# start of DATA PROVIDED

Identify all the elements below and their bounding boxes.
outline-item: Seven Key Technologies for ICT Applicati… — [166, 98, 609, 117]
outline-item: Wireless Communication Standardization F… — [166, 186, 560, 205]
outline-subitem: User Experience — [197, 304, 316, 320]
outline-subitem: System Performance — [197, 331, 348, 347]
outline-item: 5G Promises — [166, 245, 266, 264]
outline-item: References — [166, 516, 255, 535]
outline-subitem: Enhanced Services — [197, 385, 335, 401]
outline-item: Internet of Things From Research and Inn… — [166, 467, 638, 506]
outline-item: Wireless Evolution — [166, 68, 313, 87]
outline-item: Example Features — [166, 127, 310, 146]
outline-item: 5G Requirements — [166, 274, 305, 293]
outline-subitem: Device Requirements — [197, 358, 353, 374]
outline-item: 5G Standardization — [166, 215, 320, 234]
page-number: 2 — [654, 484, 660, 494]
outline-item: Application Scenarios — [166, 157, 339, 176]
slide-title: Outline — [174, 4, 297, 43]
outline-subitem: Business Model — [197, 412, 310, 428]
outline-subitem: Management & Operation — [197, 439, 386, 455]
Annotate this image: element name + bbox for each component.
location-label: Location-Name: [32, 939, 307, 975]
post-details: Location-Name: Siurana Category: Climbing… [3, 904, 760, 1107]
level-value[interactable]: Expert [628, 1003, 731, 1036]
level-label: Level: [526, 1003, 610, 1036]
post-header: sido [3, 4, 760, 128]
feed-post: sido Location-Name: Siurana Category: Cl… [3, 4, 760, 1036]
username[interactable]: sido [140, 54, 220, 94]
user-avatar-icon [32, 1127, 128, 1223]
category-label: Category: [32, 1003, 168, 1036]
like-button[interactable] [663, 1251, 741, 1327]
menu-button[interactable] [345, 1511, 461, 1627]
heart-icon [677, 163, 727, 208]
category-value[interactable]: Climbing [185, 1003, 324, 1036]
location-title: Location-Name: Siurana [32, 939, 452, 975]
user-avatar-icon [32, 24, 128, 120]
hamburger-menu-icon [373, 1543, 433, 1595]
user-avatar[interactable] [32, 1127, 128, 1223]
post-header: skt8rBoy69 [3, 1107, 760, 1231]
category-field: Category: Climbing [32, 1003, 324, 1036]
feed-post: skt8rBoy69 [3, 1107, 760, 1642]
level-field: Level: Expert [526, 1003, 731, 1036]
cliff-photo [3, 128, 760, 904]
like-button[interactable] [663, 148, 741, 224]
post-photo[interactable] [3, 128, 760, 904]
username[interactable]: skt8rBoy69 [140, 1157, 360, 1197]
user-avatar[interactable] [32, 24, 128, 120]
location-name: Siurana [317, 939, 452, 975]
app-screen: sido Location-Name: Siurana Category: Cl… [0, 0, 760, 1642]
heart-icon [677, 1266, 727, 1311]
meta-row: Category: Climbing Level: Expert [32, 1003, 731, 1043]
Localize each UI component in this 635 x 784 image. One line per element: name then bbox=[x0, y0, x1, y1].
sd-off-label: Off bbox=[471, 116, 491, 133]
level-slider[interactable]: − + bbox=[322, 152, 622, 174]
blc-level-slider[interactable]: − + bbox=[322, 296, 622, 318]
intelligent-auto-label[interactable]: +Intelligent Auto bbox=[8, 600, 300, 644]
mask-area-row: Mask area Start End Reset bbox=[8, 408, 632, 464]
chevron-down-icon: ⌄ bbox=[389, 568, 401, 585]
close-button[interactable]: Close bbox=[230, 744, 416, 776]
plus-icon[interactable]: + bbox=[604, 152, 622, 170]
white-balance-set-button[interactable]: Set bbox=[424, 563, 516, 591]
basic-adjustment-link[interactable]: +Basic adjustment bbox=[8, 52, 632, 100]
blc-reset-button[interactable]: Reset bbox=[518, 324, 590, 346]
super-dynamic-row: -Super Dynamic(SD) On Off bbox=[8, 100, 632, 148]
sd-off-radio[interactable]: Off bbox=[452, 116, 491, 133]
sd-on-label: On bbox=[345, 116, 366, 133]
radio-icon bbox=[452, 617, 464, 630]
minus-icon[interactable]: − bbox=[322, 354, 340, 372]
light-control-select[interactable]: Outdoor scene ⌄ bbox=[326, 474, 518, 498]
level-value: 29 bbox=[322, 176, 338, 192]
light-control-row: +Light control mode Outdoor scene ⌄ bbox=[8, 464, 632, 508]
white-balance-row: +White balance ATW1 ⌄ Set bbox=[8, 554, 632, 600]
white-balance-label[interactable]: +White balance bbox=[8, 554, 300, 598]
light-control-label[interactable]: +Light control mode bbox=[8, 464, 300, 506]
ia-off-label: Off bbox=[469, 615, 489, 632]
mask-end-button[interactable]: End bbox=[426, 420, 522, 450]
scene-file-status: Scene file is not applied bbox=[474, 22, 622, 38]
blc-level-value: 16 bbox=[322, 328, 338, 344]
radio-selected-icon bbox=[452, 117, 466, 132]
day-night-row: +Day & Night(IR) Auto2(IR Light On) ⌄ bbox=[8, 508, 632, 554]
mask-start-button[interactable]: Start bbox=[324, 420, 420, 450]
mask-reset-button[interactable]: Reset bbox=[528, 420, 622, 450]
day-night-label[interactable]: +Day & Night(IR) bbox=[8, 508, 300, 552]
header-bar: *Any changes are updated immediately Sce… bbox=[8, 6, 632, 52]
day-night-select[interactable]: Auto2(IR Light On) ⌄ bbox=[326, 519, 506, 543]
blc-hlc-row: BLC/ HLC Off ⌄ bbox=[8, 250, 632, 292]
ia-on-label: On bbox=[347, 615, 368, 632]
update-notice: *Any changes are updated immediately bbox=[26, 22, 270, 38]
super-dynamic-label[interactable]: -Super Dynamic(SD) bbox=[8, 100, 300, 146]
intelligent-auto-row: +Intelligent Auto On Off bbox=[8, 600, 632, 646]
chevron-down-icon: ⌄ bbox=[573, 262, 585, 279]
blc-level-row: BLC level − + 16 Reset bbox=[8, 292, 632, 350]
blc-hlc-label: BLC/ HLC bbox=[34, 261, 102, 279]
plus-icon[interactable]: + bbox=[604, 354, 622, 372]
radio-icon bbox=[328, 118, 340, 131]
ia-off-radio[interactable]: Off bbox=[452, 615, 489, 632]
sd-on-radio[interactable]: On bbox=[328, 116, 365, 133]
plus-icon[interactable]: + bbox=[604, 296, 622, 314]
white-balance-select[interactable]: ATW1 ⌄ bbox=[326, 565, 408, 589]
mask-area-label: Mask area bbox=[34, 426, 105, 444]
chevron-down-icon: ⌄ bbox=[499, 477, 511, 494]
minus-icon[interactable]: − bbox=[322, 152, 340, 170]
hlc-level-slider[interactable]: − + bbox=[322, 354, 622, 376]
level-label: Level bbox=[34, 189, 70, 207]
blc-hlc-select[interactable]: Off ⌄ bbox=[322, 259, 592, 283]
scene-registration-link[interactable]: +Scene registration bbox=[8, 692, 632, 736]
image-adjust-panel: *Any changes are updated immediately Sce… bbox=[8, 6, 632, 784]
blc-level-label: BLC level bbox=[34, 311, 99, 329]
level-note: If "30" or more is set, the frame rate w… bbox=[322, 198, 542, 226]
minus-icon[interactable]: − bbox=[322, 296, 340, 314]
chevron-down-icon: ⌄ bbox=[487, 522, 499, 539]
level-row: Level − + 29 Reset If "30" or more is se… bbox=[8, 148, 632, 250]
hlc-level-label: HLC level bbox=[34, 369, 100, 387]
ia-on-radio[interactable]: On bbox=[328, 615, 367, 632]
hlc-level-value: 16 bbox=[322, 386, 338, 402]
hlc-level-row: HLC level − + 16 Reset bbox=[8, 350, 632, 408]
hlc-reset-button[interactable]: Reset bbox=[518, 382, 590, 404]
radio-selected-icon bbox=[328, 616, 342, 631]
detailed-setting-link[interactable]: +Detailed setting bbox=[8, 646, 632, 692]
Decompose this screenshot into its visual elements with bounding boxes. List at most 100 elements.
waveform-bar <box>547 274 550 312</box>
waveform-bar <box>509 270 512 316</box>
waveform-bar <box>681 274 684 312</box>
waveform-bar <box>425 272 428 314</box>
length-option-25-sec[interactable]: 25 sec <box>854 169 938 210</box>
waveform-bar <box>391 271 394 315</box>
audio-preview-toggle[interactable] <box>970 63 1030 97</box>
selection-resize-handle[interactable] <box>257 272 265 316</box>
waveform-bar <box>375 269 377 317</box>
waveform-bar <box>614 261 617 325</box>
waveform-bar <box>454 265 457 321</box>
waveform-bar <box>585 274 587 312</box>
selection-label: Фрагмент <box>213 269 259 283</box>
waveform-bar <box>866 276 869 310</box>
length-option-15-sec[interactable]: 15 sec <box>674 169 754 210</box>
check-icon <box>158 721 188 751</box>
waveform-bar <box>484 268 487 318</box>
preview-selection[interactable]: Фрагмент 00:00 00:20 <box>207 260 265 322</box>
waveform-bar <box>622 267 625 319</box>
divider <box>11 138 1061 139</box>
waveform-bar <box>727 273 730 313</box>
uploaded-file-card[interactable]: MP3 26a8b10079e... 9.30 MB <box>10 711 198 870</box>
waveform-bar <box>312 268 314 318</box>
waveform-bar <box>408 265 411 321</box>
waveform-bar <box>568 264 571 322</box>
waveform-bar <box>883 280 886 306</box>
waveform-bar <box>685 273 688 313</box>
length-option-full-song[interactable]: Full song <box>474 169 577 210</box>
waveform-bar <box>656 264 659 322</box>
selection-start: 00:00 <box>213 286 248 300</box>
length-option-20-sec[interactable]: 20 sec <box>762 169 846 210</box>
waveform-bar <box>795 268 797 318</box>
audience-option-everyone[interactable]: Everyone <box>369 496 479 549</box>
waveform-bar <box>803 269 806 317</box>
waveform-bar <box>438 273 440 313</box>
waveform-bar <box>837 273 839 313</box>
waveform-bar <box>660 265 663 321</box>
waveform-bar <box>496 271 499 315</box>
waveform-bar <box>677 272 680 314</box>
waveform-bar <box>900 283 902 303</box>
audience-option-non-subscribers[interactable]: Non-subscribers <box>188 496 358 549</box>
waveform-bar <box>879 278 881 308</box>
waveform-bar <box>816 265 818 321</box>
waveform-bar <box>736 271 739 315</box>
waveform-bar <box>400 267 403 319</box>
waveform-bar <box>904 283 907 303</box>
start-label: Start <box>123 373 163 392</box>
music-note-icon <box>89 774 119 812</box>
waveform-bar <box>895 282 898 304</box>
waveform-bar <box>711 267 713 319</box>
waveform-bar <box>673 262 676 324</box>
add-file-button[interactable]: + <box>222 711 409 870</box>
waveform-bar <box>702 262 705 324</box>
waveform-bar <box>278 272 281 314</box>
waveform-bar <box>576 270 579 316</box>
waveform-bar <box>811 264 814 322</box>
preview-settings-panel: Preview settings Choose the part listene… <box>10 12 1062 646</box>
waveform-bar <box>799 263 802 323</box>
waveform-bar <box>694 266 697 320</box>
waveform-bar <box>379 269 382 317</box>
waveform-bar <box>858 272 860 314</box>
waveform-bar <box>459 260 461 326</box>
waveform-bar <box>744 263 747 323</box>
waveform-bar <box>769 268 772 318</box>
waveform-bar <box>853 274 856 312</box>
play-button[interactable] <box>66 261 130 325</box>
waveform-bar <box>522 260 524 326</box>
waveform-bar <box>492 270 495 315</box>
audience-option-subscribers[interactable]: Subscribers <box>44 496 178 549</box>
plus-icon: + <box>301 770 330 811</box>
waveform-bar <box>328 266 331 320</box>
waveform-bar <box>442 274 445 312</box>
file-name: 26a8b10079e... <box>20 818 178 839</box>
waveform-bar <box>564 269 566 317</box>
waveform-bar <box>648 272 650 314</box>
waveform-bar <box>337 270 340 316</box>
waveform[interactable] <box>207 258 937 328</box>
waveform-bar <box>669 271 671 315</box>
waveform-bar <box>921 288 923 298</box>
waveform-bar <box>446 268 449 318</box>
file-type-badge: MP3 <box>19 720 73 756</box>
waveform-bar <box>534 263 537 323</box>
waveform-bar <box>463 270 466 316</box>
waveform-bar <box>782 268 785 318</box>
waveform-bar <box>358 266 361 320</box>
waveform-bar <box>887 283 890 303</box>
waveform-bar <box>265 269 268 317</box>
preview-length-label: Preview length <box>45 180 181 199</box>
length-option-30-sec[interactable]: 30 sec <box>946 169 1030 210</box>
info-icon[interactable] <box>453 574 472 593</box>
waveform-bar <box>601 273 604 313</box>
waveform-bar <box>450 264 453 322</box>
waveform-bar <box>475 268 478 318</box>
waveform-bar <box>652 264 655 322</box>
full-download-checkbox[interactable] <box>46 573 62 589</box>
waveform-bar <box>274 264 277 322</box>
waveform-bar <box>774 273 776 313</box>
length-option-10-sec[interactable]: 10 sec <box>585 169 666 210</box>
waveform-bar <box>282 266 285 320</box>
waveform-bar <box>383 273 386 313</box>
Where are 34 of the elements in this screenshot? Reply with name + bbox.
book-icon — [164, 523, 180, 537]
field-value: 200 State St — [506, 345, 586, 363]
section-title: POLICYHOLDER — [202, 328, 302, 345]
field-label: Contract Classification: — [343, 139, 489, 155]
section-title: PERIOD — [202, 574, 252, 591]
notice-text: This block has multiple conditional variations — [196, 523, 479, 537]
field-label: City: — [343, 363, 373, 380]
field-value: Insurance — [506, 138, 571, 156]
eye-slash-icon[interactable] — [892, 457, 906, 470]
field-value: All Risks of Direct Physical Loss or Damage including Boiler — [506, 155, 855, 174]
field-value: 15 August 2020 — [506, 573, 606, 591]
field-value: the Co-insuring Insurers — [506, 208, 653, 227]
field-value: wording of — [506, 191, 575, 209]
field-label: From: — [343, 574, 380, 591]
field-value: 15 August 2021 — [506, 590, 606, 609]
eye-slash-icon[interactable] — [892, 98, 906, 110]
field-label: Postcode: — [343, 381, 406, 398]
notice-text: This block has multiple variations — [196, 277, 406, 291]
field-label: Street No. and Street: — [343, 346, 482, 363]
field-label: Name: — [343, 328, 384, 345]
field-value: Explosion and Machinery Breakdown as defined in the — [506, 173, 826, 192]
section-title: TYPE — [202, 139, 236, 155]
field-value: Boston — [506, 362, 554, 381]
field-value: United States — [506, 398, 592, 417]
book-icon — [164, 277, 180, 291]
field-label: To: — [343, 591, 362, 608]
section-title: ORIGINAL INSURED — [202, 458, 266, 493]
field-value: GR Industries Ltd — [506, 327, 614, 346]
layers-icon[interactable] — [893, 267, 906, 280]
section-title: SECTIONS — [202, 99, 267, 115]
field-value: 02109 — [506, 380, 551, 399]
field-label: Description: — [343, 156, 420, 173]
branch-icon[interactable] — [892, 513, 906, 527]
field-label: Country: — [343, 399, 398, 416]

# end of DATA PROVIDED

WHAT YOU ARE ASKED TO DO:
Return the data word for word, from its first line down to and including the line containing "outline-subitem: Business Model".

ANSWER TO THE TASK:
Identify all the elements below and their bounding boxes.
outline-item: Seven Key Technologies for ICT Applicati… — [166, 98, 609, 117]
outline-item: Wireless Communication Standardization F… — [166, 186, 560, 205]
outline-subitem: User Experience — [197, 304, 316, 320]
outline-subitem: System Performance — [197, 331, 348, 347]
outline-item: 5G Promises — [166, 245, 266, 264]
outline-item: References — [166, 516, 255, 535]
outline-subitem: Enhanced Services — [197, 385, 335, 401]
outline-item: Internet of Things From Research and Inn… — [166, 467, 638, 506]
outline-item: Wireless Evolution — [166, 68, 313, 87]
outline-item: Example Features — [166, 127, 310, 146]
outline-item: 5G Requirements — [166, 274, 305, 293]
outline-subitem: Device Requirements — [197, 358, 353, 374]
outline-item: 5G Standardization — [166, 215, 320, 234]
page-number: 2 — [654, 484, 660, 494]
outline-item: Application Scenarios — [166, 157, 339, 176]
slide-title: Outline — [174, 4, 297, 43]
outline-subitem: Business Model — [197, 412, 310, 428]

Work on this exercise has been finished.